— YOUR TASK —
Reproduce the listing below in full, replacing "shock absorbing device" with "damping device" wherever it occurs and leaving all other text unchanged.

━━━━━━

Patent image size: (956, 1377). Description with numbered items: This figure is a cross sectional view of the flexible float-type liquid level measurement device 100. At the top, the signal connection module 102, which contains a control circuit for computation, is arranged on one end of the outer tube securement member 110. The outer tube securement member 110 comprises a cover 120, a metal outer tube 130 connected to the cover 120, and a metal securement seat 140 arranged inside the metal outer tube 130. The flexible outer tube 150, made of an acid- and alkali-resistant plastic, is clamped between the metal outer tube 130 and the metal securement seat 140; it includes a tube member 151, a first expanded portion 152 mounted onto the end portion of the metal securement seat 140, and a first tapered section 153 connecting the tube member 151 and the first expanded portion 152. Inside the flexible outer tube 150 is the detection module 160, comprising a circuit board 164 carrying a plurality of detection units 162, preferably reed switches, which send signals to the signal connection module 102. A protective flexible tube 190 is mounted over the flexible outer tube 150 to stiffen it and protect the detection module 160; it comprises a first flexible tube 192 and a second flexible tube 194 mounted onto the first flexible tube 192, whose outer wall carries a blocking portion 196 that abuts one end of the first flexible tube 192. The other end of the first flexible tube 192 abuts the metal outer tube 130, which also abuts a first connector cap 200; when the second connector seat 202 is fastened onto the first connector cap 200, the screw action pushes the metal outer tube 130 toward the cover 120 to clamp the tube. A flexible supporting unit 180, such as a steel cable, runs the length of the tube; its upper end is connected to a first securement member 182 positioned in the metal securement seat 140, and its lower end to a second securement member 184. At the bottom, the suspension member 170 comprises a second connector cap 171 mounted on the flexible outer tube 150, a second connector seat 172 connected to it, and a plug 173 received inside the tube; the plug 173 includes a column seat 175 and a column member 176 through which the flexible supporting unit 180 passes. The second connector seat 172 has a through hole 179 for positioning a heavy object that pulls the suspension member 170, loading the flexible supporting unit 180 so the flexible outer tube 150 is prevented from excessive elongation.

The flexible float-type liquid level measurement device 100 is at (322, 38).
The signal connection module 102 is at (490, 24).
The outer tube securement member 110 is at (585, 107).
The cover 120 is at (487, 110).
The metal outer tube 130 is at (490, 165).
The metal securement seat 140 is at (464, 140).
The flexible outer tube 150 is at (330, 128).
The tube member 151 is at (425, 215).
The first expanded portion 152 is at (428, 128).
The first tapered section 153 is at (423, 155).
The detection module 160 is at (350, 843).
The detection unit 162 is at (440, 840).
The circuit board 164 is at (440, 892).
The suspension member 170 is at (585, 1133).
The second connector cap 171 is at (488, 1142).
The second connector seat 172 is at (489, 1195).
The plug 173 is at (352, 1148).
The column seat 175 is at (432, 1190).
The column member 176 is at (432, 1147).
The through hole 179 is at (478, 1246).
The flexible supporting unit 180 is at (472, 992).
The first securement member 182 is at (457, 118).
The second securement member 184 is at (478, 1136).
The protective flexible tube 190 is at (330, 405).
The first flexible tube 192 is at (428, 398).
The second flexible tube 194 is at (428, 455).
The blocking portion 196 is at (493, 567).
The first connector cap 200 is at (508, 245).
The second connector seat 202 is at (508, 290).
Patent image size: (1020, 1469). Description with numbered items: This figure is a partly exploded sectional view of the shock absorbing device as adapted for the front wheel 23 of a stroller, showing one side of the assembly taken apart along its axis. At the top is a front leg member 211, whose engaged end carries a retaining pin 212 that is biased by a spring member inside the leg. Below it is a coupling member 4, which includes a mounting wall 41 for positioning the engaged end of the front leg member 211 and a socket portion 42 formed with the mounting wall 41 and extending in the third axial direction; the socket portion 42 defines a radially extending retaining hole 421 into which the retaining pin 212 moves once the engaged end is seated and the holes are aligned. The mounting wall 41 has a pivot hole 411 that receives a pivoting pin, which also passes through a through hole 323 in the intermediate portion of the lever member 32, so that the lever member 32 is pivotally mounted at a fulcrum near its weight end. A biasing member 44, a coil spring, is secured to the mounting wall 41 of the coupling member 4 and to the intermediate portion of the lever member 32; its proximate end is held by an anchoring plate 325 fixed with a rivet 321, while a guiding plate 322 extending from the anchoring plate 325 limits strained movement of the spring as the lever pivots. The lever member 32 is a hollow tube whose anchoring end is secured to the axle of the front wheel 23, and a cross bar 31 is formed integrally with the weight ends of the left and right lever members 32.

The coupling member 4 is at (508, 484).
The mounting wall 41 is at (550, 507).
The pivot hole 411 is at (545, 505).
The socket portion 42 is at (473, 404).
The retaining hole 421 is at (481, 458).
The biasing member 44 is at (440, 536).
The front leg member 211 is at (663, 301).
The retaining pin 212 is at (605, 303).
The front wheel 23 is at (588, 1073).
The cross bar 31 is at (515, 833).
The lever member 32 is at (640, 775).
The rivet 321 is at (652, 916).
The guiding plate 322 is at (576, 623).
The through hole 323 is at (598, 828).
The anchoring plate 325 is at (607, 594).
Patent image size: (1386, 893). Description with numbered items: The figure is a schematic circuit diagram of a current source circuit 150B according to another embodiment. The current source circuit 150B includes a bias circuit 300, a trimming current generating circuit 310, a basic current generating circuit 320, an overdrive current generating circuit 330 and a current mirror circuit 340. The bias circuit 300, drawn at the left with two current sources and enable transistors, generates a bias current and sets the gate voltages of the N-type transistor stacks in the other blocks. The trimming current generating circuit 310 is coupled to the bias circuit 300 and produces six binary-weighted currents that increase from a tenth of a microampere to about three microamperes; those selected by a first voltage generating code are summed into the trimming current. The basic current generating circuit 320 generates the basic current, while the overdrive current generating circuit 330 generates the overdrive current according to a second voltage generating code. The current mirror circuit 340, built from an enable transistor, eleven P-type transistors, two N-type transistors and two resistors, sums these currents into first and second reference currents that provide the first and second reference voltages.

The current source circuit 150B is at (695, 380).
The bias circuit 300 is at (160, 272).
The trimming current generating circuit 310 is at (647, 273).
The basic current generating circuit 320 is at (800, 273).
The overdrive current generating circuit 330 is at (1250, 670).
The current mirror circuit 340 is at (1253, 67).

━━━━━━

— EXPECTED ANSWER —
Patent image size: (956, 1377). Description with numbered items: This figure is a cross sectional view of the flexible float-type liquid level measurement device 100. At the top, the signal connection module 102, which contains a control circuit for computation, is arranged on one end of the outer tube securement member 110. The outer tube securement member 110 comprises a cover 120, a metal outer tube 130 connected to the cover 120, and a metal securement seat 140 arranged inside the metal outer tube 130. The flexible outer tube 150, made of an acid- and alkali-resistant plastic, is clamped between the metal outer tube 130 and the metal securement seat 140; it includes a tube member 151, a first expanded portion 152 mounted onto the end portion of the metal securement seat 140, and a first tapered section 153 connecting the tube member 151 and the first expanded portion 152. Inside the flexible outer tube 150 is the detection module 160, comprising a circuit board 164 carrying a plurality of detection units 162, preferably reed switches, which send signals to the signal connection module 102. A protective flexible tube 190 is mounted over the flexible outer tube 150 to stiffen it and protect the detection module 160; it comprises a first flexible tube 192 and a second flexible tube 194 mounted onto the first flexible tube 192, whose outer wall carries a blocking portion 196 that abuts one end of the first flexible tube 192. The other end of the first flexible tube 192 abuts the metal outer tube 130, which also abuts a first connector cap 200; when the second connector seat 202 is fastened onto the first connector cap 200, the screw action pushes the metal outer tube 130 toward the cover 120 to clamp the tube. A flexible supporting unit 180, such as a steel cable, runs the length of the tube; its upper end is connected to a first securement member 182 positioned in the metal securement seat 140, and its lower end to a second securement member 184. At the bottom, the suspension member 170 comprises a second connector cap 171 mounted on the flexible outer tube 150, a second connector seat 172 connected to it, and a plug 173 received inside the tube; the plug 173 includes a column seat 175 and a column member 176 through which the flexible supporting unit 180 passes. The second connector seat 172 has a through hole 179 for positioning a heavy object that pulls the suspension member 170, loading the flexible supporting unit 180 so the flexible outer tube 150 is prevented from excessive elongation.

The flexible float-type liquid level measurement device 100 is at (322, 38).
The signal connection module 102 is at (490, 24).
The outer tube securement member 110 is at (585, 107).
The cover 120 is at (487, 110).
The metal outer tube 130 is at (490, 165).
The metal securement seat 140 is at (464, 140).
The flexible outer tube 150 is at (330, 128).
The tube member 151 is at (425, 215).
The first expanded portion 152 is at (428, 128).
The first tapered section 153 is at (423, 155).
The detection module 160 is at (350, 843).
The detection unit 162 is at (440, 840).
The circuit board 164 is at (440, 892).
The suspension member 170 is at (585, 1133).
The second connector cap 171 is at (488, 1142).
The second connector seat 172 is at (489, 1195).
The plug 173 is at (352, 1148).
The column seat 175 is at (432, 1190).
The column member 176 is at (432, 1147).
The through hole 179 is at (478, 1246).
The flexible supporting unit 180 is at (472, 992).
The first securement member 182 is at (457, 118).
The second securement member 184 is at (478, 1136).
The protective flexible tube 190 is at (330, 405).
The first flexible tube 192 is at (428, 398).
The second flexible tube 194 is at (428, 455).
The blocking portion 196 is at (493, 567).
The first connector cap 200 is at (508, 245).
The second connector seat 202 is at (508, 290).
Patent image size: (1020, 1469). Description with numbered items: This figure is a partly exploded sectional view of the damping device as adapted for the front wheel 23 of a stroller, showing one side of the assembly taken apart along its axis. At the top is a front leg member 211, whose engaged end carries a retaining pin 212 that is biased by a spring member inside the leg. Below it is a coupling member 4, which includes a mounting wall 41 for positioning the engaged end of the front leg member 211 and a socket portion 42 formed with the mounting wall 41 and extending in the third axial direction; the socket portion 42 defines a radially extending retaining hole 421 into which the retaining pin 212 moves once the engaged end is seated and the holes are aligned. The mounting wall 41 has a pivot hole 411 that receives a pivoting pin, which also passes through a through hole 323 in the intermediate portion of the lever member 32, so that the lever member 32 is pivotally mounted at a fulcrum near its weight end. A biasing member 44, a coil spring, is secured to the mounting wall 41 of the coupling member 4 and to the intermediate portion of the lever member 32; its proximate end is held by an anchoring plate 325 fixed with a rivet 321, while a guiding plate 322 extending from the anchoring plate 325 limits strained movement of the spring as the lever pivots. The lever member 32 is a hollow tube whose anchoring end is secured to the axle of the front wheel 23, and a cross bar 31 is formed integrally with the weight ends of the left and right lever members 32.

The coupling member 4 is at (508, 484).
The mounting wall 41 is at (550, 507).
The pivot hole 411 is at (545, 505).
The socket portion 42 is at (473, 404).
The retaining hole 421 is at (481, 458).
The biasing member 44 is at (440, 536).
The front leg member 211 is at (663, 301).
The retaining pin 212 is at (605, 303).
The front wheel 23 is at (588, 1073).
The cross bar 31 is at (515, 833).
The lever member 32 is at (640, 775).
The rivet 321 is at (652, 916).
The guiding plate 322 is at (576, 623).
The through hole 323 is at (598, 828).
The anchoring plate 325 is at (607, 594).
Patent image size: (1386, 893). Description with numbered items: The figure is a schematic circuit diagram of a current source circuit 150B according to another embodiment. The current source circuit 150B includes a bias circuit 300, a trimming current generating circuit 310, a basic current generating circuit 320, an overdrive current generating circuit 330 and a current mirror circuit 340. The bias circuit 300, drawn at the left with two current sources and enable transistors, generates a bias current and sets the gate voltages of the N-type transistor stacks in the other blocks. The trimming current generating circuit 310 is coupled to the bias circuit 300 and produces six binary-weighted currents that increase from a tenth of a microampere to about three microamperes; those selected by a first voltage generating code are summed into the trimming current. The basic current generating circuit 320 generates the basic current, while the overdrive current generating circuit 330 generates the overdrive current according to a second voltage generating code. The current mirror circuit 340, built from an enable transistor, eleven P-type transistors, two N-type transistors and two resistors, sums these currents into first and second reference currents that provide the first and second reference voltages.

The current source circuit 150B is at (695, 380).
The bias circuit 300 is at (160, 272).
The trimming current generating circuit 310 is at (647, 273).
The basic current generating circuit 320 is at (800, 273).
The overdrive current generating circuit 330 is at (1250, 670).
The current mirror circuit 340 is at (1253, 67).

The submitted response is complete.